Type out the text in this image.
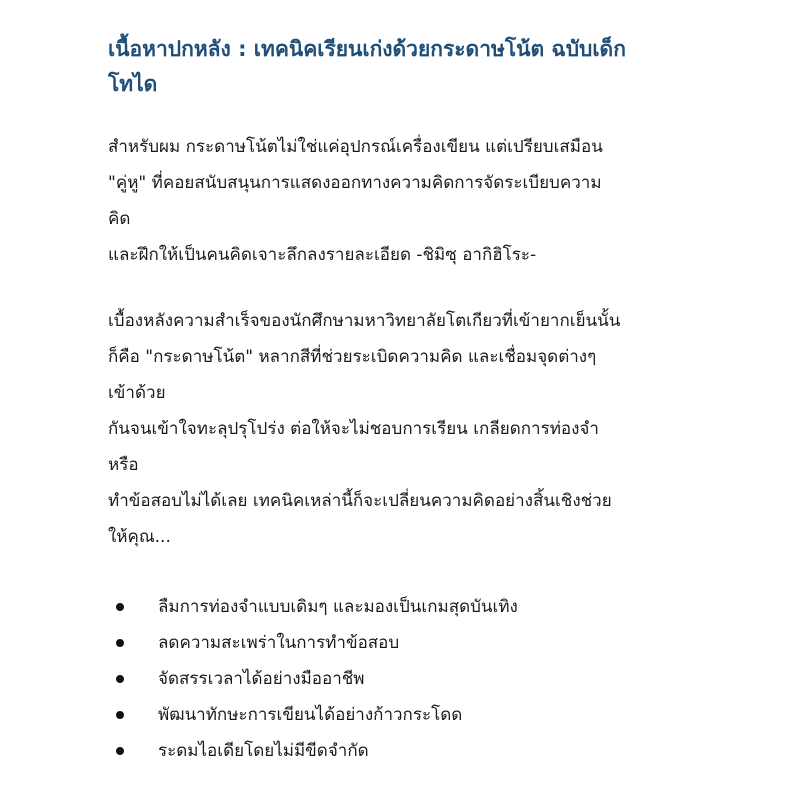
เนื้อหาปกหลัง : เทคนิคเรียนเก่งด้วยกระดาษโน้ต ฉบับเด็ก
โทได

สำหรับผม กระดาษโน้ตไม่ใช่แค่อุปกรณ์เครื่องเขียน แต่เปรียบเสมือน
"คู่หู" ที่คอยสนับสนุนการแสดงออกทางความคิดการจัดระเบียบความ
คิด
และฝึกให้เป็นคนคิดเจาะลึกลงรายละเอียด -ชิมิซุ อากิฮิโระ-

เบื้องหลังความสำเร็จของนักศึกษามหาวิทยาลัยโตเกียวที่เข้ายากเย็นนั้น
ก็คือ "กระดาษโน้ต" หลากสีที่ช่วยระเบิดความคิด และเชื่อมจุดต่างๆ
เข้าด้วย
กันจนเข้าใจทะลุปรุโปร่ง ต่อให้จะไม่ชอบการเรียน เกลียดการท่องจำ
หรือ
ทำข้อสอบไม่ได้เลย เทคนิคเหล่านี้ก็จะเปลี่ยนความคิดอย่างสิ้นเชิงช่วย
ให้คุณ...

ลืมการท่องจำแบบเดิมๆ และมองเป็นเกมสุดบันเทิง
ลดความสะเพร่าในการทำข้อสอบ
จัดสรรเวลาได้อย่างมืออาชีพ
พัฒนาทักษะการเขียนได้อย่างก้าวกระโดด
ระดมไอเดียโดยไม่มีขีดจำกัด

• Aim: Copy the records word for word, leaving no picture in the copy.

• Answer to this exercise:
Type out the text in this image.
เนื้อหาปกหลัง : เทคนิคเรียนเก่งด้วยกระดาษโน้ต ฉบับเด็ก
โทได

สำหรับผม กระดาษโน้ตไม่ใช่แค่อุปกรณ์เครื่องเขียน แต่เปรียบเสมือน
"คู่หู" ที่คอยสนับสนุนการแสดงออกทางความคิดการจัดระเบียบความ
คิด
และฝึกให้เป็นคนคิดเจาะลึกลงรายละเอียด -ชิมิซุ อากิฮิโระ-

เบื้องหลังความสำเร็จของนักศึกษามหาวิทยาลัยโตเกียวที่เข้ายากเย็นนั้น
ก็คือ "กระดาษโน้ต" หลากสีที่ช่วยระเบิดความคิด และเชื่อมจุดต่างๆ
เข้าด้วย
กันจนเข้าใจทะลุปรุโปร่ง ต่อให้จะไม่ชอบการเรียน เกลียดการท่องจำ
หรือ
ทำข้อสอบไม่ได้เลย เทคนิคเหล่านี้ก็จะเปลี่ยนความคิดอย่างสิ้นเชิงช่วย
ให้คุณ...

ลืมการท่องจำแบบเดิมๆ และมองเป็นเกมสุดบันเทิง
ลดความสะเพร่าในการทำข้อสอบ
จัดสรรเวลาได้อย่างมืออาชีพ
พัฒนาทักษะการเขียนได้อย่างก้าวกระโดด
ระดมไอเดียโดยไม่มีขีดจำกัด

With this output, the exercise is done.